**Exercise:**
Wherever the string "bold" occurs in a line of these records, report that line.

[START Data shown]

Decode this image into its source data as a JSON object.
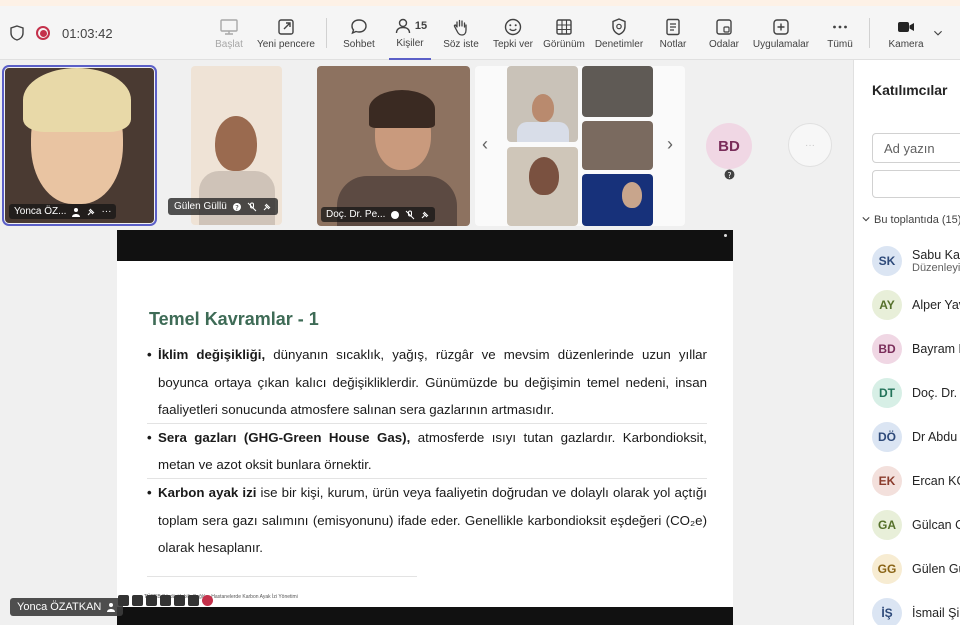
{
  "recording": {
    "timer": "01:03:42"
  },
  "toolbar": {
    "items": [
      {
        "key": "baslat",
        "label": "Başlat"
      },
      {
        "key": "yeni_pencere",
        "label": "Yeni pencere"
      },
      {
        "key": "sohbet",
        "label": "Sohbet"
      },
      {
        "key": "kisiler",
        "label": "Kişiler",
        "count": "15"
      },
      {
        "key": "soz_iste",
        "label": "Söz iste"
      },
      {
        "key": "tepki_ver",
        "label": "Tepki ver"
      },
      {
        "key": "gorunum",
        "label": "Görünüm"
      },
      {
        "key": "denetimler",
        "label": "Denetimler"
      },
      {
        "key": "notlar",
        "label": "Notlar"
      },
      {
        "key": "odalar",
        "label": "Odalar"
      },
      {
        "key": "uygulamalar",
        "label": "Uygulamalar"
      },
      {
        "key": "tumu",
        "label": "Tümü"
      },
      {
        "key": "kamera",
        "label": "Kamera"
      }
    ]
  },
  "gallery": {
    "tiles": [
      {
        "name": "Yonca ÖZ..."
      },
      {
        "name": "Gülen Güllü"
      },
      {
        "name": "Doç. Dr. Pe..."
      }
    ],
    "overflow_avatar": "BD",
    "more_label": "···"
  },
  "slide": {
    "title": "Temel Kavramlar - 1",
    "bullets": [
      {
        "bold": "İklim değişikliği,",
        "text": " dünyanın sıcaklık, yağış, rüzgâr ve mevsim düzenlerinde uzun yıllar boyunca ortaya çıkan kalıcı değişikliklerdir. Günümüzde bu değişimin temel nedeni, insan faaliyetleri sonucunda atmosfere salınan sera gazlarının artmasıdır."
      },
      {
        "bold": "Sera gazları (GHG-Green House Gas),",
        "text": " atmosferde ısıyı tutan gazlardır. Karbondioksit, metan ve azot oksit bunlara örnektir."
      },
      {
        "bold": "Karbon ayak izi",
        "text": " ise bir kişi, kurum, ürün veya faaliyetin doğrudan ve dolaylı olarak yol açtığı toplam sera gazı salımını (emisyonunu) ifade eder. Genellikle karbondioksit eşdeğeri (CO₂e) olarak hesaplanır."
      }
    ],
    "footer": "TÜSEB Sürdürülebilir Sağlık · Hastanelerde Karbon Ayak İzi Yönetimi"
  },
  "presenter": {
    "name": "Yonca ÖZATKAN"
  },
  "panel": {
    "title": "Katılımcılar",
    "search_placeholder": "Ad yazın",
    "section": "Bu toplantıda (15)",
    "participants": [
      {
        "initials": "SK",
        "name": "Sabu Kar",
        "sub": "Düzenleyi",
        "bg": "#dbe5f3",
        "fg": "#2e4a7a"
      },
      {
        "initials": "AY",
        "name": "Alper Yav",
        "sub": "",
        "bg": "#e8efd9",
        "fg": "#55702a"
      },
      {
        "initials": "BD",
        "name": "Bayram D",
        "sub": "",
        "bg": "#f0d7e4",
        "fg": "#7a2d5a"
      },
      {
        "initials": "DT",
        "name": "Doç. Dr.",
        "sub": "",
        "bg": "#d7efe6",
        "fg": "#23735a"
      },
      {
        "initials": "DÖ",
        "name": "Dr Abdu",
        "sub": "",
        "bg": "#dbe5f3",
        "fg": "#2e4a7a"
      },
      {
        "initials": "EK",
        "name": "Ercan KO",
        "sub": "",
        "bg": "#f3e0dc",
        "fg": "#8a3b2c"
      },
      {
        "initials": "GA",
        "name": "Gülcan O",
        "sub": "",
        "bg": "#e8efd9",
        "fg": "#55702a"
      },
      {
        "initials": "GG",
        "name": "Gülen Gü",
        "sub": "",
        "bg": "#f7ecd2",
        "fg": "#8a6416"
      },
      {
        "initials": "İŞ",
        "name": "İsmail Şi",
        "sub": "",
        "bg": "#dbe5f3",
        "fg": "#2e4a7a"
      }
    ]
  }
}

[END Data shown]

**Expected answer:**
        "bold": "İklim değişikliği,",
        "bold": "Sera gazları (GHG-Green House Gas),",
        "bold": "Karbon ayak izi",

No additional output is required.